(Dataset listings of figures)
======
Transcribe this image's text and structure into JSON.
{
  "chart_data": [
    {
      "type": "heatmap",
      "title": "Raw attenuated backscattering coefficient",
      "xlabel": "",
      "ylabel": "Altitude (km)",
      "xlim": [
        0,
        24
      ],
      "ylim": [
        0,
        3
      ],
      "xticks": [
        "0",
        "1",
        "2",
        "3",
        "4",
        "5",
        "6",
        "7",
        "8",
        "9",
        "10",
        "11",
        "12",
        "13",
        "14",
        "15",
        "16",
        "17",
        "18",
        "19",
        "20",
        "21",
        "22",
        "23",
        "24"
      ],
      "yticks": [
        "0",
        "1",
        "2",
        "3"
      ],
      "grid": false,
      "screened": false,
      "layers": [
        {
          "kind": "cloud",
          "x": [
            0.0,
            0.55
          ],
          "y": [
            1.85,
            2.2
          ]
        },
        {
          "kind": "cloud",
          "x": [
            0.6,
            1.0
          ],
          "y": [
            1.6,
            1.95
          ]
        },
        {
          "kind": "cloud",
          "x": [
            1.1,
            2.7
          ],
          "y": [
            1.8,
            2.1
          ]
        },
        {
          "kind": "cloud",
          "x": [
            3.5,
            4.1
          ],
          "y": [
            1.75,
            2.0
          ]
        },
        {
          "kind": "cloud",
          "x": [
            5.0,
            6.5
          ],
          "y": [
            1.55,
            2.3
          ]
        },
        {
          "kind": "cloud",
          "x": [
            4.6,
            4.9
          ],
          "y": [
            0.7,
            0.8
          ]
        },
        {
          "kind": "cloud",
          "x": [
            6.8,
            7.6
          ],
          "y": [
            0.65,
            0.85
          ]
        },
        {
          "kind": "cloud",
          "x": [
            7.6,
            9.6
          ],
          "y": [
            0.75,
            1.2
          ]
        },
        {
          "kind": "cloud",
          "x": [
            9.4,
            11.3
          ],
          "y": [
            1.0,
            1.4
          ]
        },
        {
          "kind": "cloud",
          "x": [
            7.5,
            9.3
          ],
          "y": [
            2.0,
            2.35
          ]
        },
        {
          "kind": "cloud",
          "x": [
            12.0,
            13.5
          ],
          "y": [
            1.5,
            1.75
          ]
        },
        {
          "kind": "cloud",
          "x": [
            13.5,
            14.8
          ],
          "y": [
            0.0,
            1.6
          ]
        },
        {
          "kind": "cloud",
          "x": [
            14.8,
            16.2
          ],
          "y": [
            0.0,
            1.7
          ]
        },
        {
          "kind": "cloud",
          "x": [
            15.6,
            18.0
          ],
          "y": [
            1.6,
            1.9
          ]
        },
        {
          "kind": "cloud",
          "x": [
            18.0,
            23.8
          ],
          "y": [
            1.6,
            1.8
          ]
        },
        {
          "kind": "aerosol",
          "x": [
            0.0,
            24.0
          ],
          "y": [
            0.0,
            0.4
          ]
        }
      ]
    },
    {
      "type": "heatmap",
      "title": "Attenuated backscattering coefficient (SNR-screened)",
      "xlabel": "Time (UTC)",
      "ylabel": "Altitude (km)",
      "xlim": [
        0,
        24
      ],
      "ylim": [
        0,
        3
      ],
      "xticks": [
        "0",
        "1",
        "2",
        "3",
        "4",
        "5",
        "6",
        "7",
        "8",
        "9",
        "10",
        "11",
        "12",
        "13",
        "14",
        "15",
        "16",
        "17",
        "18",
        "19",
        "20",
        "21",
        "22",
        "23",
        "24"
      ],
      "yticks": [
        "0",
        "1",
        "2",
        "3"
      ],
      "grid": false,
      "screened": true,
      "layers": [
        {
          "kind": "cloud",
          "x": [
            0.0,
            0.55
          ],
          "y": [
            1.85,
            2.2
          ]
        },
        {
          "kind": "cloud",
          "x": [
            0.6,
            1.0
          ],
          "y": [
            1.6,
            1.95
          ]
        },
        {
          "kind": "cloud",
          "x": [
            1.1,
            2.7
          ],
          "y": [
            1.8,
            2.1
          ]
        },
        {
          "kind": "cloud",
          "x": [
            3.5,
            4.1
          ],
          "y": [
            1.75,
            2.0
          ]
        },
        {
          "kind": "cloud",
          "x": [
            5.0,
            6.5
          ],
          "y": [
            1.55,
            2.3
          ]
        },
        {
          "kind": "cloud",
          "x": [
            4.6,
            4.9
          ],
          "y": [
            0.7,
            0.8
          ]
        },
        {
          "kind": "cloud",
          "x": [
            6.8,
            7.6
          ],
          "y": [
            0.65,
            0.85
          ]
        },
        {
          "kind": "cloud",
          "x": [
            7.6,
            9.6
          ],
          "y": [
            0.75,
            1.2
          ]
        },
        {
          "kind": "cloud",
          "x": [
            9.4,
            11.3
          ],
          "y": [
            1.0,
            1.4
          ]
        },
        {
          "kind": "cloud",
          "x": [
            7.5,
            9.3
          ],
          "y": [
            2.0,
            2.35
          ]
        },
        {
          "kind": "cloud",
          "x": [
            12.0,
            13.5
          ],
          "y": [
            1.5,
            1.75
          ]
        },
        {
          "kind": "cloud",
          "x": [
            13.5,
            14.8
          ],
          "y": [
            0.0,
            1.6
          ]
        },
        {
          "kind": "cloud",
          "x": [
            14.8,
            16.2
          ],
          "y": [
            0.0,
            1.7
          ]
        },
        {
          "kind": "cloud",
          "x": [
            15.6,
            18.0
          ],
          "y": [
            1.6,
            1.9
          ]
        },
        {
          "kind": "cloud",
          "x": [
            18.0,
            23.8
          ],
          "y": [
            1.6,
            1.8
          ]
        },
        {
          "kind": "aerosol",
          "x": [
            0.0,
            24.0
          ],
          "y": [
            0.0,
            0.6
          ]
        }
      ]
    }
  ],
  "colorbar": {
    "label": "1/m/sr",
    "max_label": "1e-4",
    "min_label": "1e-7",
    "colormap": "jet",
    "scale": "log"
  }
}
======
■ Task directions ■
Copy out every line holding the string "backscattering".

■ Answer to the task ■
      "title": "Raw attenuated backscattering coefficient",
      "title": "Attenuated backscattering coefficient (SNR-screened)",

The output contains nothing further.